_TASK DIRECTIONS_
Tally the lines that contain "panel" and report the total alone.

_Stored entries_
## begin

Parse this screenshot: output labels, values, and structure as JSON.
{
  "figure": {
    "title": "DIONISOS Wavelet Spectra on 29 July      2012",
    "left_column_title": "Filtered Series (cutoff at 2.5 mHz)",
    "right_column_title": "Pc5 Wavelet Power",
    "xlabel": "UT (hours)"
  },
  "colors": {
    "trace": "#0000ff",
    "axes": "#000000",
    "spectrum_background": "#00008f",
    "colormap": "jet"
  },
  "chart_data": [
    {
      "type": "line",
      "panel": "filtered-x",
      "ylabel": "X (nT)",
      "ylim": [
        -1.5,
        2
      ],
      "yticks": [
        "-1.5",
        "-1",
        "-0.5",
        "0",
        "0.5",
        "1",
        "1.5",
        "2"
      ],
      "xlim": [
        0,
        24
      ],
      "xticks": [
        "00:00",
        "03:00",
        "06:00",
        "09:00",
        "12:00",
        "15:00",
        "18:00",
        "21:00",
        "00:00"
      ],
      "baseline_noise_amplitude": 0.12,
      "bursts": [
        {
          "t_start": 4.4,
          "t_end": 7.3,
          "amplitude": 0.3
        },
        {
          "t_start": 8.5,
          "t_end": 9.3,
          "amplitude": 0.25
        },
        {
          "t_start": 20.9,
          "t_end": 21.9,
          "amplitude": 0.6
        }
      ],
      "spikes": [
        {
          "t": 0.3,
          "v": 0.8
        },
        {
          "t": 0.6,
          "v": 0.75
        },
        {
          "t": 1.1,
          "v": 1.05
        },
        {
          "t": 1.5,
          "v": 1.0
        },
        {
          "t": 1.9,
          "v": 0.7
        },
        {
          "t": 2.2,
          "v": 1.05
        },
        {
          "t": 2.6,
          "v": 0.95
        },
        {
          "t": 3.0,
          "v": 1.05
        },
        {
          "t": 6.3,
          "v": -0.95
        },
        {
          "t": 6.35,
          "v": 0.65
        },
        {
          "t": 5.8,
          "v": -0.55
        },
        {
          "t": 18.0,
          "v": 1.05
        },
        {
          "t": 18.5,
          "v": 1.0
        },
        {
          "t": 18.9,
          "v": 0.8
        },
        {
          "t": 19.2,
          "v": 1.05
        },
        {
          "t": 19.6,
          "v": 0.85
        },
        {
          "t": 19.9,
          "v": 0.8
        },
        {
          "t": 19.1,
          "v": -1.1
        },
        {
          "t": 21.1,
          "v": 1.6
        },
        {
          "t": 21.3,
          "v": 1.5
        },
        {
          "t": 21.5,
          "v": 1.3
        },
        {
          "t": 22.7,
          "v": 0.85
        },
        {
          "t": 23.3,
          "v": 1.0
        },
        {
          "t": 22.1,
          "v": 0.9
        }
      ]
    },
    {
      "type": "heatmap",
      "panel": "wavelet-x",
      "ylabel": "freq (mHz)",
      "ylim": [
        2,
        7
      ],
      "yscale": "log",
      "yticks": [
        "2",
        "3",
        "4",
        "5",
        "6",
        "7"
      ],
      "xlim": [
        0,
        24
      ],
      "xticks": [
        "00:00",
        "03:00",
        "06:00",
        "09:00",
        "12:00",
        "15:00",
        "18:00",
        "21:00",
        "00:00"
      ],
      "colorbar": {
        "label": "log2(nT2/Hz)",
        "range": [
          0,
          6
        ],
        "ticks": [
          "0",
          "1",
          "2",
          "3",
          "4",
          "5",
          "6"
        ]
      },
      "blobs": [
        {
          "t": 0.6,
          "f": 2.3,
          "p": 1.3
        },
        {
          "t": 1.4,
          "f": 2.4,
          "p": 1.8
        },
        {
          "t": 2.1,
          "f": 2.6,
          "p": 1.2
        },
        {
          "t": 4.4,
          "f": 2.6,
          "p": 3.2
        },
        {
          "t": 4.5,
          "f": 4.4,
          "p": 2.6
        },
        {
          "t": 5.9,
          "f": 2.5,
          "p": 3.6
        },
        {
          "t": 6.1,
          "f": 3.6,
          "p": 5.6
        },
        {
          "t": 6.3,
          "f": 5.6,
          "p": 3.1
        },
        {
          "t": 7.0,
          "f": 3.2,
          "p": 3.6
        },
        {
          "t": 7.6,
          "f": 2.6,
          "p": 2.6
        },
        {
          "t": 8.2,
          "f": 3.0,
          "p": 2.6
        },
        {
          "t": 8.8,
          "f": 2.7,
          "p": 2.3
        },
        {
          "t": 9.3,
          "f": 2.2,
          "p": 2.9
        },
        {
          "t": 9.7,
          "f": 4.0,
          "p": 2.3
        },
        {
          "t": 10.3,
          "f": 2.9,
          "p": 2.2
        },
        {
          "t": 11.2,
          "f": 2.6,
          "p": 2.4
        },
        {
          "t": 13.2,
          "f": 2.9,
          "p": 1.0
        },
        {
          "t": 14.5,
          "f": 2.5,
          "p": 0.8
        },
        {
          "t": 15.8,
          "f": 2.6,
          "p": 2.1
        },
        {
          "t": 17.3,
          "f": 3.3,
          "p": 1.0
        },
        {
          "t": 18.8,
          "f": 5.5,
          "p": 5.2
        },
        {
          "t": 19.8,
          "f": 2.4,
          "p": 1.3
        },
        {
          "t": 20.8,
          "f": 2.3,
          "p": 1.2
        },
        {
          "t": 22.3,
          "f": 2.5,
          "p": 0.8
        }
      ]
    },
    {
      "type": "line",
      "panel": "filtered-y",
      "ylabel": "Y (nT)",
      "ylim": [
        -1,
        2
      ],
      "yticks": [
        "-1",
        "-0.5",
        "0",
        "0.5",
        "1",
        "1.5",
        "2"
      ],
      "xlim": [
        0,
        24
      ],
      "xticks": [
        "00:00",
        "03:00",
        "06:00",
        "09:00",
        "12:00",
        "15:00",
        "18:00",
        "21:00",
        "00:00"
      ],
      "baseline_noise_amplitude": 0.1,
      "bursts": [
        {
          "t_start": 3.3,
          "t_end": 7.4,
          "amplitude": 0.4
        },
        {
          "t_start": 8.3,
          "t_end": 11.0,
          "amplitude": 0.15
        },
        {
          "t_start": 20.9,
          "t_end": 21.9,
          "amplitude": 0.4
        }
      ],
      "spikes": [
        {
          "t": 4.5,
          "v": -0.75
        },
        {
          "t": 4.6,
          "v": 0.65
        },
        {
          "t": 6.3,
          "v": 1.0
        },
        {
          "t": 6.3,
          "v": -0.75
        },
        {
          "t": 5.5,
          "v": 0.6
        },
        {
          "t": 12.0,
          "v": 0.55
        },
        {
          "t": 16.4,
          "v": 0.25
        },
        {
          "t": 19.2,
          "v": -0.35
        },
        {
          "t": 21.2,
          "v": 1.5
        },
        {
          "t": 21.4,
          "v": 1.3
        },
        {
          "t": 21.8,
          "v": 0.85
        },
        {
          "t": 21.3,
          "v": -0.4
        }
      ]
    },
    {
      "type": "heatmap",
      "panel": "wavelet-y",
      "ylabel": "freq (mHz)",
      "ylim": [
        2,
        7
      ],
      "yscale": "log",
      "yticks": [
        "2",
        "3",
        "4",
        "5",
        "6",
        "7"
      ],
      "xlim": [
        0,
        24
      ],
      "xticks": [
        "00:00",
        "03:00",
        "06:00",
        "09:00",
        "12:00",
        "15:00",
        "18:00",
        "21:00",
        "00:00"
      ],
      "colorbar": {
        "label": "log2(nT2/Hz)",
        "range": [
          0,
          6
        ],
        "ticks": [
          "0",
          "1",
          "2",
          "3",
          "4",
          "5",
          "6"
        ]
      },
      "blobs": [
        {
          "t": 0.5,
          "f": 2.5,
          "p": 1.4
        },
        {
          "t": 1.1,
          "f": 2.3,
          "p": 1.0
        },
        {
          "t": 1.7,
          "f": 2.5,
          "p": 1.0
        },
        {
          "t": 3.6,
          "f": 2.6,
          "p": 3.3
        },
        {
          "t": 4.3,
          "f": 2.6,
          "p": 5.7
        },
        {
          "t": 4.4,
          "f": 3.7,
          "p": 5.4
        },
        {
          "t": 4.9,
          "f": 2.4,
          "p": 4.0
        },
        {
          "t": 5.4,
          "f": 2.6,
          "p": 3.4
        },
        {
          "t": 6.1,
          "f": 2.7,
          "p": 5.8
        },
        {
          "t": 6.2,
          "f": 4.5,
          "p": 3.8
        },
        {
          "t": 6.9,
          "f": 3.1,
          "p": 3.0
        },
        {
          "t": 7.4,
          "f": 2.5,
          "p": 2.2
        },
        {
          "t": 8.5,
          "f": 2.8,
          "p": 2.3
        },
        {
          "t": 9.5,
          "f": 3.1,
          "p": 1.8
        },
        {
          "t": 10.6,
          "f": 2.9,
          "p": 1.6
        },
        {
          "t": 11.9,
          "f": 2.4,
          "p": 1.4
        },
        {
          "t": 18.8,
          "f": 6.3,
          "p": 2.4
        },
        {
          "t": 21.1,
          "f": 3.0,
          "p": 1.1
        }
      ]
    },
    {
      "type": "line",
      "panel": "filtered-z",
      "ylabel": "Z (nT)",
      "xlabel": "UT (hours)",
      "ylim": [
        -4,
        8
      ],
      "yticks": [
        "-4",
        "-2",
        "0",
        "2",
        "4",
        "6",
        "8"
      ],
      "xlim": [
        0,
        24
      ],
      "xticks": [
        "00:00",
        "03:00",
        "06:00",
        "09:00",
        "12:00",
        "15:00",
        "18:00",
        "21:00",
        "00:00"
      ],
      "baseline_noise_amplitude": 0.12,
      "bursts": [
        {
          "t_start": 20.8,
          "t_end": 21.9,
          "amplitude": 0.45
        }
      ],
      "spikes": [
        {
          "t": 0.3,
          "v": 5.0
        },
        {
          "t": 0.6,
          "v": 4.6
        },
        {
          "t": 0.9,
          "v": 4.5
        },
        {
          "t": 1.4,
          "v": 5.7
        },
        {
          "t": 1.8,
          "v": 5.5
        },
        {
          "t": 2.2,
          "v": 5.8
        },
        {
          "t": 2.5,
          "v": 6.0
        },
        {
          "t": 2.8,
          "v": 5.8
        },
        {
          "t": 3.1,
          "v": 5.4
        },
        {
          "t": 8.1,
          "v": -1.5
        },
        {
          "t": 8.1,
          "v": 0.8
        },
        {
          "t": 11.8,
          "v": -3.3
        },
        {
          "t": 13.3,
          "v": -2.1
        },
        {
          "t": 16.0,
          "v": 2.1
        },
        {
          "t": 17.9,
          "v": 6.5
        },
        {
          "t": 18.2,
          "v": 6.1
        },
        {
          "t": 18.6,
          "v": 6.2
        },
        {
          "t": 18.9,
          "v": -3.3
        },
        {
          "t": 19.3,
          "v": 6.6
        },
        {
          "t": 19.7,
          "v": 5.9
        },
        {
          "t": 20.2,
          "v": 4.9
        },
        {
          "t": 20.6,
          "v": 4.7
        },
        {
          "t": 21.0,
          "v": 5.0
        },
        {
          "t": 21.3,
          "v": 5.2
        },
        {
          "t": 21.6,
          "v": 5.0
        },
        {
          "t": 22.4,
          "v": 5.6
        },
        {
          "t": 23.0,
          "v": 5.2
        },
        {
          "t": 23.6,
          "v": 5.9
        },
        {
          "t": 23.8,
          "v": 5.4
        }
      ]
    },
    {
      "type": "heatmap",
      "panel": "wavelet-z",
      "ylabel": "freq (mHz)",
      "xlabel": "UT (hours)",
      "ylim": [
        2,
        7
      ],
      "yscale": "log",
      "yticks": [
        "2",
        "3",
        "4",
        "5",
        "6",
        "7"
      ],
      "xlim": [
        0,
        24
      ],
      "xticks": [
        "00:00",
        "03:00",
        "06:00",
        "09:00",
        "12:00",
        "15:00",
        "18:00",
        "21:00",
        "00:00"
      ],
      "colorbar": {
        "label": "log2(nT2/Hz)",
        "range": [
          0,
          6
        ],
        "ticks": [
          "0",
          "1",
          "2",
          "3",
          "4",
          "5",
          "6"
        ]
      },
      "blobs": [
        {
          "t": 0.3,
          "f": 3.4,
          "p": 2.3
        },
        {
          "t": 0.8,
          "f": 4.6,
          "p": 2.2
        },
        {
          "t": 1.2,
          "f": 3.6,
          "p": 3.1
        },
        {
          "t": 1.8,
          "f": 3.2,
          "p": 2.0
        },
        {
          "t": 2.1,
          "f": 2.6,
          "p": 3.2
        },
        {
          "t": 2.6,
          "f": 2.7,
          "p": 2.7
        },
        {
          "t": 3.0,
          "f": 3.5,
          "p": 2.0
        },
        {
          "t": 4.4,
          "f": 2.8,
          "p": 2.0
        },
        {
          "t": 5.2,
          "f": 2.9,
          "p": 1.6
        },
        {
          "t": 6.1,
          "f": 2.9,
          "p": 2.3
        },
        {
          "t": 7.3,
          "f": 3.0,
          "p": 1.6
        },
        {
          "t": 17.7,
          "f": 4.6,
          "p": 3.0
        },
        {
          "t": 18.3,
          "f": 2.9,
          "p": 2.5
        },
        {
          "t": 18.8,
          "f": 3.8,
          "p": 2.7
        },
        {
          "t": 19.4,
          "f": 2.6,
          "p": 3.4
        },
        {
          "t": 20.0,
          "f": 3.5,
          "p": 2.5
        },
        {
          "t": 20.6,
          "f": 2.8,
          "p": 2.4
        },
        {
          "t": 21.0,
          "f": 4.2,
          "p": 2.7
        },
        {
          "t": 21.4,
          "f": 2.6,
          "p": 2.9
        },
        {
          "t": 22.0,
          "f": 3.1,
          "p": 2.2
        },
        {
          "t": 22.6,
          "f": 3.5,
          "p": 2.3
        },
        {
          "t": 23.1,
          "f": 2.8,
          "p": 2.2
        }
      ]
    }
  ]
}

## end

_PROBLEM SOLUTION_
6